■ **What you need to do**:
Each line that holds the word "JSON" is to be identified and copied.

■ **Given data**:
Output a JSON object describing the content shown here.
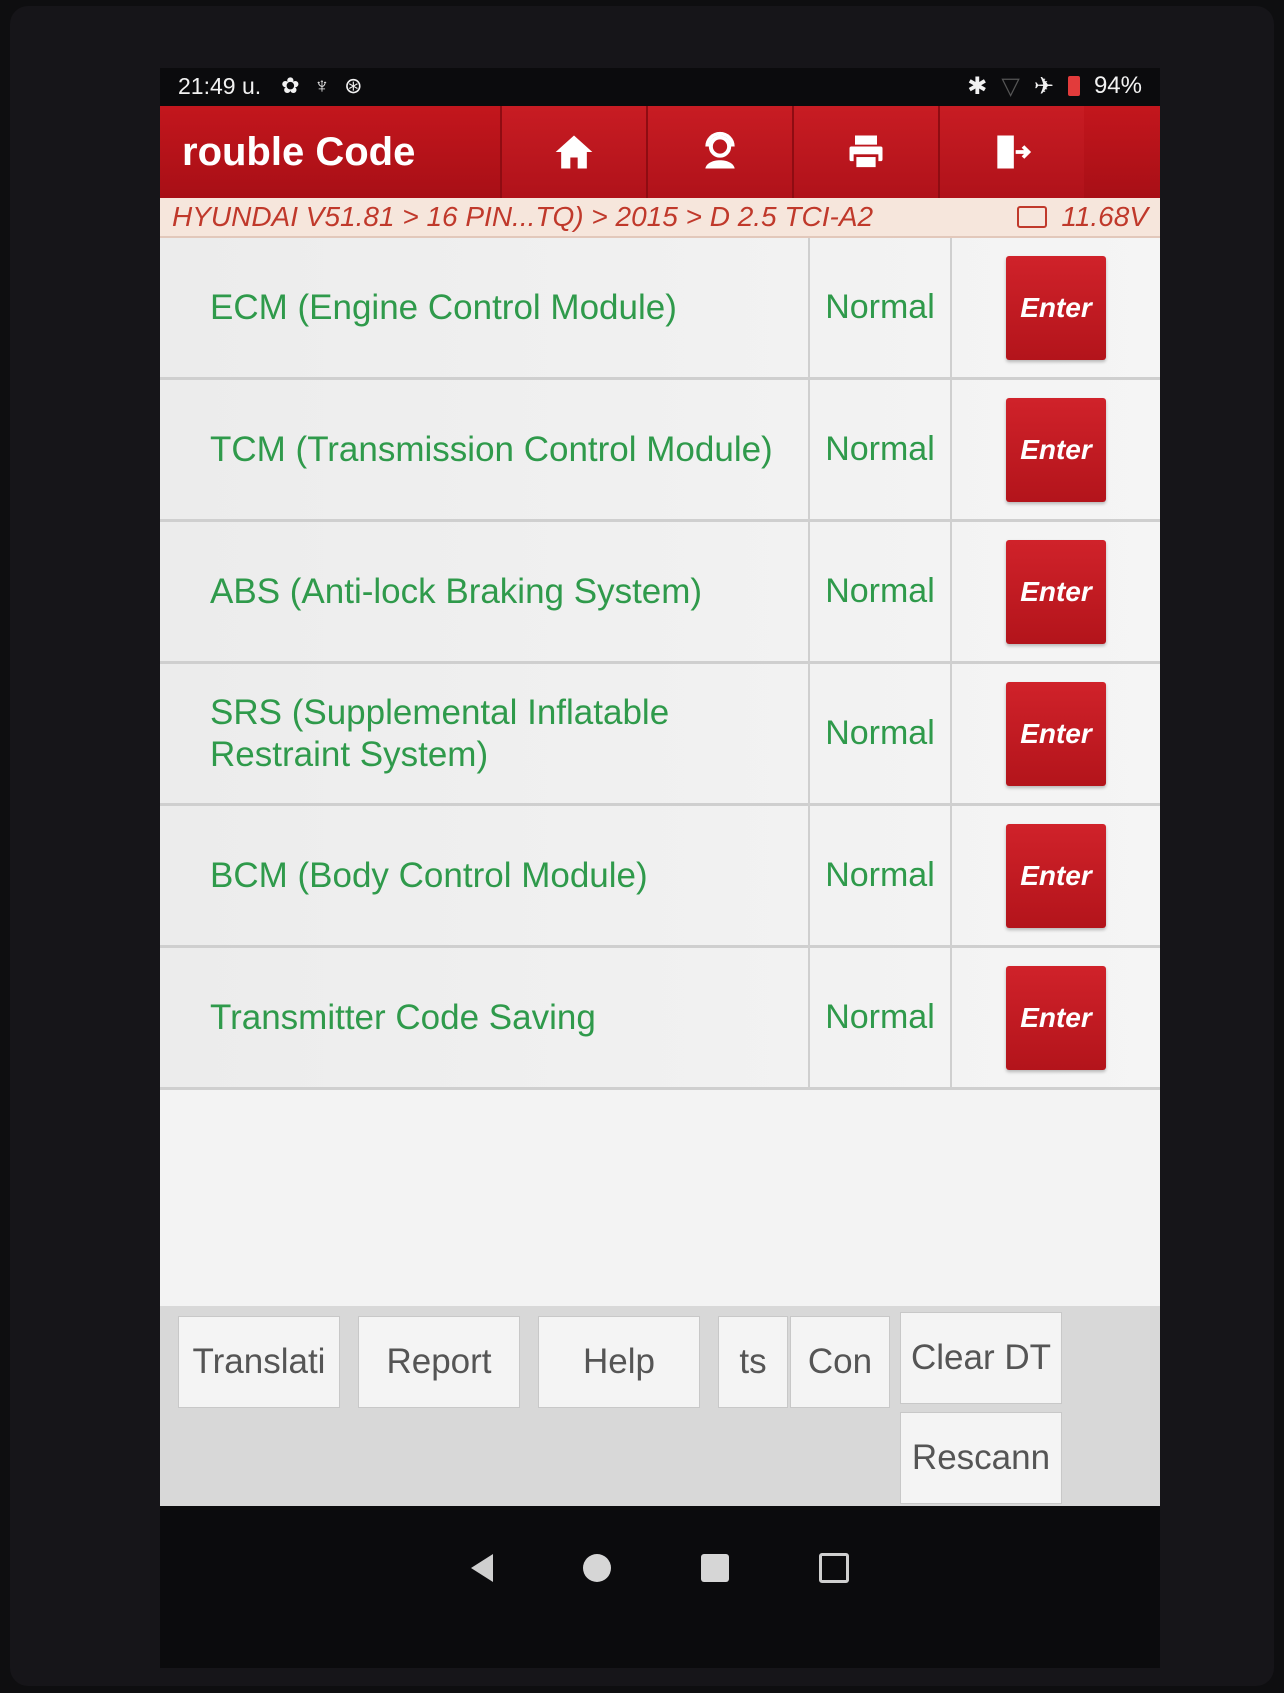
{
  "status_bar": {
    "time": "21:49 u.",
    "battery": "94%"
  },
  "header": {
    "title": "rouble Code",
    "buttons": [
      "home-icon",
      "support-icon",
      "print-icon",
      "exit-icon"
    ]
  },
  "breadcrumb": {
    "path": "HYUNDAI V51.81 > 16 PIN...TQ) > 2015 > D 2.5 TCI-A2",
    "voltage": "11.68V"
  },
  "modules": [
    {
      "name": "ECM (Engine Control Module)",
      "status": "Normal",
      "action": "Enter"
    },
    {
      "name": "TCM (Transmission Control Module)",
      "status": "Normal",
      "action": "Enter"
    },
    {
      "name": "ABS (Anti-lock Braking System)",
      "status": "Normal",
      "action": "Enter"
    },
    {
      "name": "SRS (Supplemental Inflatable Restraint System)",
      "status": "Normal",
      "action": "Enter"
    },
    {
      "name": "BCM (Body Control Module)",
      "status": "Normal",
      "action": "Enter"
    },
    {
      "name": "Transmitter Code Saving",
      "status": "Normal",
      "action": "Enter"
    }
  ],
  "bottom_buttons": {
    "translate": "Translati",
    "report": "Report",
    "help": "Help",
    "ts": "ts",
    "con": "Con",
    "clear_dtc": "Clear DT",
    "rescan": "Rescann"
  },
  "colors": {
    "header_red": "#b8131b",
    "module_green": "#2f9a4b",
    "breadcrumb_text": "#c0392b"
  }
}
--
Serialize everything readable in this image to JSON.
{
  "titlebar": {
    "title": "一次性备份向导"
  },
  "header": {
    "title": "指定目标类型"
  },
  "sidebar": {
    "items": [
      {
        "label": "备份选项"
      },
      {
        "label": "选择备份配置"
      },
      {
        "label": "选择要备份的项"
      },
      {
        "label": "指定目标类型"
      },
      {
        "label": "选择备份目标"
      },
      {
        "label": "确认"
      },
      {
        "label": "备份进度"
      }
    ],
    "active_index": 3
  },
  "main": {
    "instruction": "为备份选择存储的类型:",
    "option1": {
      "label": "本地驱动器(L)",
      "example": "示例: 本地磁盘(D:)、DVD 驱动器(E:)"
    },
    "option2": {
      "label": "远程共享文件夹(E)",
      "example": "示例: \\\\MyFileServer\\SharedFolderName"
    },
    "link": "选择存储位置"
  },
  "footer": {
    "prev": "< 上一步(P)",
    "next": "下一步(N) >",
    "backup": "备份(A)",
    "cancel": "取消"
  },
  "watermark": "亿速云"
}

■ **Full output**:
Output a JSON object describing the content shown here.
Serialize everything readable in this image to JSON.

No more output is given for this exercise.